* _Saved entries_
# # # # #
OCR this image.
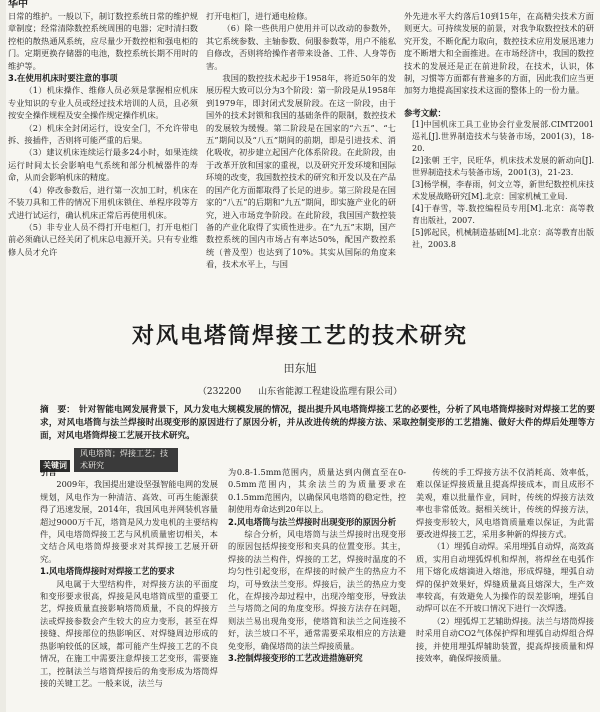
华中

日常的维护。一般以下，制订数控系统日常的维护规章制度；经常清除数控系统周围的电器；定时清扫数控柜的散热通风系统，应尽量少开数控柜和强电柜的门。定期更换存储器的电池，数控系统长期不用时的维护等。

3.在使用机床时要注意的事项

（1）机床操作、维修人员必须是掌握相应机床专业知识的专业人员或经过技术培训的人员，且必须按安全操作规程及安全操作规定操作机床。

（2）机床全封闭运行，设安全门，不允许带电拆、接插件，否则将可能严重的后果。

（3）建议机床连续运行最多24小时，如果连续运行时间太长会影响电气系统和部分机械器件的寿命，从而会影响机床的精度。

（4）停改参数后，进行第一次加工时，机床在不装刀具和工件的情况下用机床锁住、单程序段等方式进行试运行，确认机床正常后再使用机床。

（5）非专业人员不得打开电柜门，打开电柜门前必须确认已经关闭了机床总电源开关。只有专业维修人员才允许

打开电柜门，进行通电检修。

（6）除一些供用户使用并可以改动的参数外，其它系统参数、主轴参数、伺服参数等，用户不能私自修改，否则将给操作者带来设备、工件、人身等伤害。

我国的数控技术起步于1958年，将近50年的发展历程大致可以分为3个阶段：第一阶段是从1958年到1979年，即封闭式发展阶段。在这一阶段，由于国外的技术封锁和我国的基础条件的限制，数控技术的发展较为缓慢。第二阶段是在国家的“六五”、“七五”期间以及“八五”期间的前期，即是引进技术、消化吸收，初步建立起国产化体系阶段。在此阶段，由于改革开放和国家的重视，以及研究开发环境和国际环境的改变，我国数控技术的研究和开发以及在产品的国产化方面都取得了长足的进步。第三阶段是在国家的“八五”的后期和“九五”期间，即实施产业化的研究，进入市场竞争阶段。在此阶段，我国国产数控装备的产业化取得了实质性进步。在“九五”末期，国产数控系统的国内市场占有率达50%，配国产数控系统（普及型）也达到了10%。其实从国际的角度来看，技术水平上，与国

外先进水平大约落后10到15年，在高精尖技术方面则更大。可持续发展的前景，对我争取数控技术的研究开发，不断化配力取向，数控技术应用发展迅速力度不断增大和全面推进。在市场经济中，我国的数控技术的发展还是正在前进阶段，在技术，认识，体制，习惯等方面都有普遍多的方面，因此我们应当更加努力地提高国家技术这面的整体上的一份力量。

参考文献：

[1]中国机床工具工业协会行业发展部.CIMT2001巡礼[J].世界制造技术与装备市场，2001(3)，18-20.

[2]张朝 王宇，民旺华，机床技术发展的新动向[J].世界制造技术与装备市场，2001(3)，21-23.

[3]杨学桐，李春雨，何文立等，新世纪数控机床技术发展战略研究[M].北京：国家机械工业局.

[4]于春雪，等.数控编程员专用[M].北京：高等教育出版社，2007.

[5]郭起民，机械制造基础[M].北京：高等教育出版社，2003.8

对风电塔筒焊接工艺的技术研究
田东旭
（232200 山东省能源工程建设监理有限公司）
摘　要： 针对智能电网发展背景下，风力发电大规模发展的情况，提出提升风电塔筒焊接工艺的必要性，分析了风电塔筒焊接时对焊接工艺的要求，对风电塔筒与法兰焊接时出现变形的原因进行了原因分析，并从改进传统的焊接方法、采取控制变形的工艺措施、做好大件的焊后处理等方面，对风电塔筒焊接工艺展开技术研究。
关键词风电塔筒；焊接工艺；技术研究

引言

2009年，我国提出建设坚强智能电网的发展规划，风电作为一种清洁、高效、可再生能源获得了迅速发展，2014年，我国风电并网装机容量超过9000万千瓦，塔筒是风力发电机的主要结构件，风电塔筒焊接工艺与风机质量密切相关，本文结合风电塔筒焊接要求对其焊接工艺展开研究。

1.风电塔筒焊接时对焊接工艺的要求

风电属于大型结构件，对焊接方法的平面度和变形要求很高，焊接是风电塔筒成型的重要工艺，焊接质量直接影响塔筒质量，不良的焊接方法或焊接参数会产生较大的应力变形，甚至在焊接缝、焊接部位的热影响区、对焊缝周边形成的热影响较低的区域，都可能产生焊接工艺的不良情况，在施工中需要注意焊接工艺变形，需要施工，控制法兰与塔筒焊接后的角变形成为塔筒焊接的关键工艺。一般来说，法兰与

为0.8-1.5mm范围内，质量达到内侧直至在0-0.5mm范围内，其余法兰的为质量要求在0.1.5mm范围内，以确保风电塔筒的稳定性，控制使用寿命达到20年以上。

2.风电塔筒与法兰焊接时出现变形的原因分析

综合分析，风电塔筒与法兰焊接时出现变形的原因包括焊接变形和夹具的位置变形。其主，焊接的法兰构件，焊接的工艺，焊接时温度的不均匀性引起变形，在焊接的时候产生的热应力不均，可导致法兰变形。焊接后，法兰的热应力变化，在焊接冷却过程中，出现冷缩变形，导致法兰与塔筒之间的角度变形。焊接方法存在问题，则法兰易出现角变形，使塔筒和法兰之间连接不好，法兰坡口不平，通常需要采取相应的方法避免变形，确保塔筒的法兰焊接质量。

3.控制焊接变形的工艺改进措施研究

传统的手工焊接方法不仅消耗高、效率低，难以保证焊接质量且提高焊接成本，而且成形不美观，难以批量作业，同时，传统的焊接方法效率也非常低效。据相关统计，传统的焊接方法，焊接变形较大，风电塔筒质量难以保证，为此需要改进焊接工艺，采用多种新的焊接方式。

（1）埋弧自动焊。采用埋弧自动焊，高效高质，实用自动埋弧焊机和焊剂，将焊丝在电弧作用下熔化成熔滴进入熔池，形成焊缝，埋弧自动焊的保护效果好，焊缝质量高且熔深大，生产效率较高，有效避免人为操作的误差影响，埋弧自动焊可以在不开坡口情况下进行一次焊透。

（2）埋弧焊工艺辅助焊接。法兰与塔筒焊接时采用自动CO2气体保护焊和埋弧自动焊组合焊接，并使用埋弧焊辅助装置，提高焊接质量和焊接效率，确保焊接质量。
# # # # #
* _GIVEN REQUEST_
Copy every entry exactly as written. Pictures are excluded.

* _SOLVED PROBLEM_
OCR this image.
华中

日常的维护。一般以下，制订数控系统日常的维护规章制度；经常清除数控系统周围的电器；定时清扫数控柜的散热通风系统，应尽量少开数控柜和强电柜的门。定期更换存储器的电池，数控系统长期不用时的维护等。

3.在使用机床时要注意的事项

（1）机床操作、维修人员必须是掌握相应机床专业知识的专业人员或经过技术培训的人员，且必须按安全操作规程及安全操作规定操作机床。

（2）机床全封闭运行，设安全门，不允许带电拆、接插件，否则将可能严重的后果。

（3）建议机床连续运行最多24小时，如果连续运行时间太长会影响电气系统和部分机械器件的寿命，从而会影响机床的精度。

（4）停改参数后，进行第一次加工时，机床在不装刀具和工件的情况下用机床锁住、单程序段等方式进行试运行，确认机床正常后再使用机床。

（5）非专业人员不得打开电柜门，打开电柜门前必须确认已经关闭了机床总电源开关。只有专业维修人员才允许

打开电柜门，进行通电检修。

（6）除一些供用户使用并可以改动的参数外，其它系统参数、主轴参数、伺服参数等，用户不能私自修改，否则将给操作者带来设备、工件、人身等伤害。

我国的数控技术起步于1958年，将近50年的发展历程大致可以分为3个阶段：第一阶段是从1958年到1979年，即封闭式发展阶段。在这一阶段，由于国外的技术封锁和我国的基础条件的限制，数控技术的发展较为缓慢。第二阶段是在国家的“六五”、“七五”期间以及“八五”期间的前期，即是引进技术、消化吸收，初步建立起国产化体系阶段。在此阶段，由于改革开放和国家的重视，以及研究开发环境和国际环境的改变，我国数控技术的研究和开发以及在产品的国产化方面都取得了长足的进步。第三阶段是在国家的“八五”的后期和“九五”期间，即实施产业化的研究，进入市场竞争阶段。在此阶段，我国国产数控装备的产业化取得了实质性进步。在“九五”末期，国产数控系统的国内市场占有率达50%，配国产数控系统（普及型）也达到了10%。其实从国际的角度来看，技术水平上，与国

外先进水平大约落后10到15年，在高精尖技术方面则更大。可持续发展的前景，对我争取数控技术的研究开发，不断化配力取向，数控技术应用发展迅速力度不断增大和全面推进。在市场经济中，我国的数控技术的发展还是正在前进阶段，在技术，认识，体制，习惯等方面都有普遍多的方面，因此我们应当更加努力地提高国家技术这面的整体上的一份力量。

参考文献：

[1]中国机床工具工业协会行业发展部.CIMT2001巡礼[J].世界制造技术与装备市场，2001(3)，18-20.

[2]张朝 王宇，民旺华，机床技术发展的新动向[J].世界制造技术与装备市场，2001(3)，21-23.

[3]杨学桐，李春雨，何文立等，新世纪数控机床技术发展战略研究[M].北京：国家机械工业局.

[4]于春雪，等.数控编程员专用[M].北京：高等教育出版社，2007.

[5]郭起民，机械制造基础[M].北京：高等教育出版社，2003.8

对风电塔筒焊接工艺的技术研究
田东旭
（232200 山东省能源工程建设监理有限公司）
摘　要： 针对智能电网发展背景下，风力发电大规模发展的情况，提出提升风电塔筒焊接工艺的必要性，分析了风电塔筒焊接时对焊接工艺的要求，对风电塔筒与法兰焊接时出现变形的原因进行了原因分析，并从改进传统的焊接方法、采取控制变形的工艺措施、做好大件的焊后处理等方面，对风电塔筒焊接工艺展开技术研究。
关键词风电塔筒；焊接工艺；技术研究

引言

2009年，我国提出建设坚强智能电网的发展规划，风电作为一种清洁、高效、可再生能源获得了迅速发展，2014年，我国风电并网装机容量超过9000万千瓦，塔筒是风力发电机的主要结构件，风电塔筒焊接工艺与风机质量密切相关，本文结合风电塔筒焊接要求对其焊接工艺展开研究。

1.风电塔筒焊接时对焊接工艺的要求

风电属于大型结构件，对焊接方法的平面度和变形要求很高，焊接是风电塔筒成型的重要工艺，焊接质量直接影响塔筒质量，不良的焊接方法或焊接参数会产生较大的应力变形，甚至在焊接缝、焊接部位的热影响区、对焊缝周边形成的热影响较低的区域，都可能产生焊接工艺的不良情况，在施工中需要注意焊接工艺变形，需要施工，控制法兰与塔筒焊接后的角变形成为塔筒焊接的关键工艺。一般来说，法兰与

为0.8-1.5mm范围内，质量达到内侧直至在0-0.5mm范围内，其余法兰的为质量要求在0.1.5mm范围内，以确保风电塔筒的稳定性，控制使用寿命达到20年以上。

2.风电塔筒与法兰焊接时出现变形的原因分析

综合分析，风电塔筒与法兰焊接时出现变形的原因包括焊接变形和夹具的位置变形。其主，焊接的法兰构件，焊接的工艺，焊接时温度的不均匀性引起变形，在焊接的时候产生的热应力不均，可导致法兰变形。焊接后，法兰的热应力变化，在焊接冷却过程中，出现冷缩变形，导致法兰与塔筒之间的角度变形。焊接方法存在问题，则法兰易出现角变形，使塔筒和法兰之间连接不好，法兰坡口不平，通常需要采取相应的方法避免变形，确保塔筒的法兰焊接质量。

3.控制焊接变形的工艺改进措施研究

传统的手工焊接方法不仅消耗高、效率低，难以保证焊接质量且提高焊接成本，而且成形不美观，难以批量作业，同时，传统的焊接方法效率也非常低效。据相关统计，传统的焊接方法，焊接变形较大，风电塔筒质量难以保证，为此需要改进焊接工艺，采用多种新的焊接方式。

（1）埋弧自动焊。采用埋弧自动焊，高效高质，实用自动埋弧焊机和焊剂，将焊丝在电弧作用下熔化成熔滴进入熔池，形成焊缝，埋弧自动焊的保护效果好，焊缝质量高且熔深大，生产效率较高，有效避免人为操作的误差影响，埋弧自动焊可以在不开坡口情况下进行一次焊透。

（2）埋弧焊工艺辅助焊接。法兰与塔筒焊接时采用自动CO2气体保护焊和埋弧自动焊组合焊接，并使用埋弧焊辅助装置，提高焊接质量和焊接效率，确保焊接质量。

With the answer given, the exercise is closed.